Starting at the line that holds "What's the underlying", restate every line word for word up to and including the last one in the listing below, and omit all pictures.

[Begin]

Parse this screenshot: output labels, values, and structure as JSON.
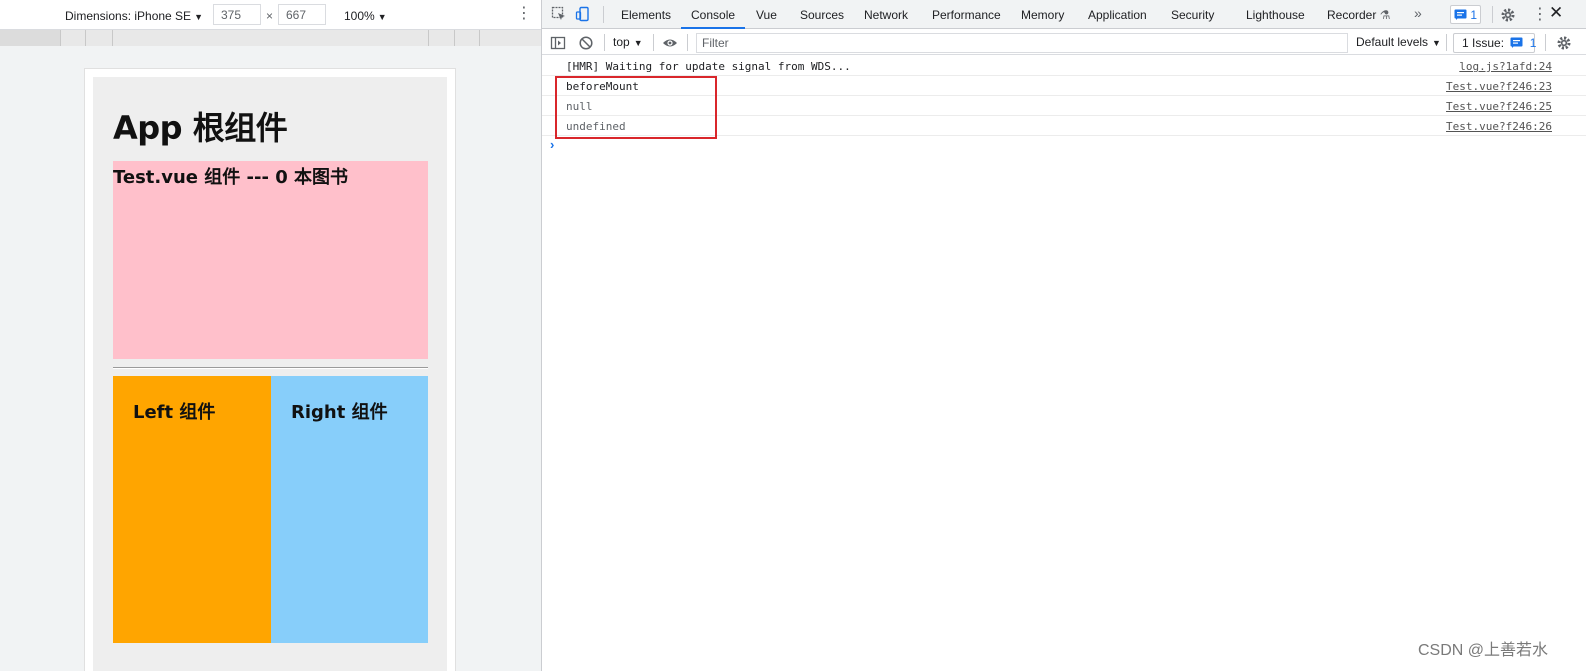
{
  "device_toolbar": {
    "dimensions_label": "Dimensions: iPhone SE",
    "width_value": "375",
    "times": "×",
    "height_value": "667",
    "zoom": "100%"
  },
  "app": {
    "title": "App 根组件",
    "test_title": "Test.vue 组件 --- 0 本图书",
    "left_label": "Left 组件",
    "right_label": "Right 组件",
    "colors": {
      "test_bg": "#ffc0cb",
      "left_bg": "#ffa500",
      "right_bg": "#87cefa"
    }
  },
  "devtools": {
    "tabs": [
      {
        "label": "Elements",
        "active": false
      },
      {
        "label": "Console",
        "active": true
      },
      {
        "label": "Vue",
        "active": false
      },
      {
        "label": "Sources",
        "active": false
      },
      {
        "label": "Network",
        "active": false
      },
      {
        "label": "Performance",
        "active": false
      },
      {
        "label": "Memory",
        "active": false
      },
      {
        "label": "Application",
        "active": false
      },
      {
        "label": "Security",
        "active": false
      },
      {
        "label": "Lighthouse",
        "active": false
      },
      {
        "label": "Recorder",
        "active": false
      }
    ],
    "more_tabs": "»",
    "issue_badge_count": "1",
    "console_toolbar": {
      "context": "top",
      "filter_placeholder": "Filter",
      "levels": "Default levels",
      "issues_label": "1 Issue:",
      "issues_count": "1"
    },
    "logs": [
      {
        "message": "[HMR] Waiting for update signal from WDS...",
        "source": "log.js?1afd:24",
        "dim": false
      },
      {
        "message": "beforeMount",
        "source": "Test.vue?f246:23",
        "dim": false
      },
      {
        "message": "null",
        "source": "Test.vue?f246:25",
        "dim": true
      },
      {
        "message": "undefined",
        "source": "Test.vue?f246:26",
        "dim": true
      }
    ],
    "accent_color": "#1a73e8"
  },
  "watermark": "CSDN @上善若水"
}
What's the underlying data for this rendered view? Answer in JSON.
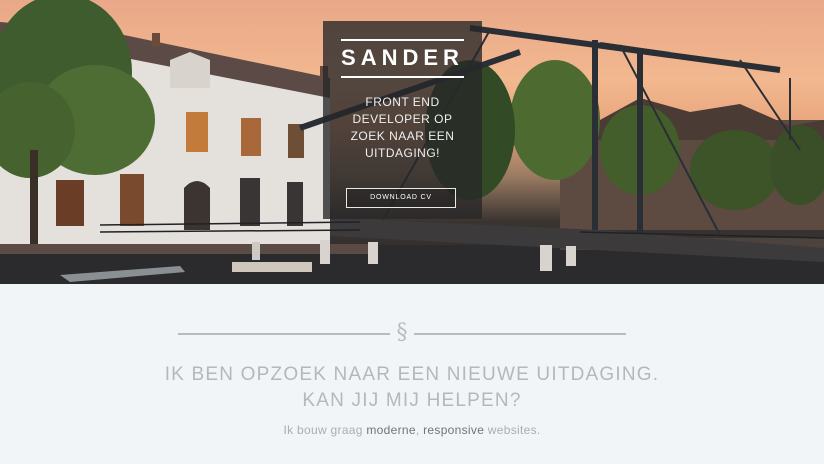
{
  "hero": {
    "name": "SANDER",
    "tagline_lines": [
      "FRONT END",
      "DEVELOPER OP",
      "ZOEK NAAR EEN",
      "UITDAGING!"
    ],
    "cv_button_label": "DOWNLOAD CV"
  },
  "intro": {
    "divider_icon": "§",
    "headline_line1": "IK BEN OPZOEK NAAR EEN NIEUWE UITDAGING.",
    "headline_line2": "KAN JIJ MIJ HELPEN?",
    "sub_prefix": "Ik bouw graag ",
    "sub_em1": "moderne",
    "sub_sep": ", ",
    "sub_em2": "responsive",
    "sub_suffix": " websites."
  },
  "colors": {
    "sky_warm": "#f2b88f",
    "box_bg": "#262628",
    "section_bg": "#f1f5f8",
    "muted_text": "#b3b8bd"
  }
}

[End]

#### [SOLUTION]
What's the underlying data for this rendered view? Answer in JSON.
{
  "hero": {
    "name": "SANDER",
    "tagline_lines": [
      "FRONT END",
      "DEVELOPER OP",
      "ZOEK NAAR EEN",
      "UITDAGING!"
    ],
    "cv_button_label": "DOWNLOAD CV"
  },
  "intro": {
    "divider_icon": "§",
    "headline_line1": "IK BEN OPZOEK NAAR EEN NIEUWE UITDAGING.",
    "headline_line2": "KAN JIJ MIJ HELPEN?",
    "sub_prefix": "Ik bouw graag ",
    "sub_em1": "moderne",
    "sub_sep": ", ",
    "sub_em2": "responsive",
    "sub_suffix": " websites."
  },
  "colors": {
    "sky_warm": "#f2b88f",
    "box_bg": "#262628",
    "section_bg": "#f1f5f8",
    "muted_text": "#b3b8bd"
  }
}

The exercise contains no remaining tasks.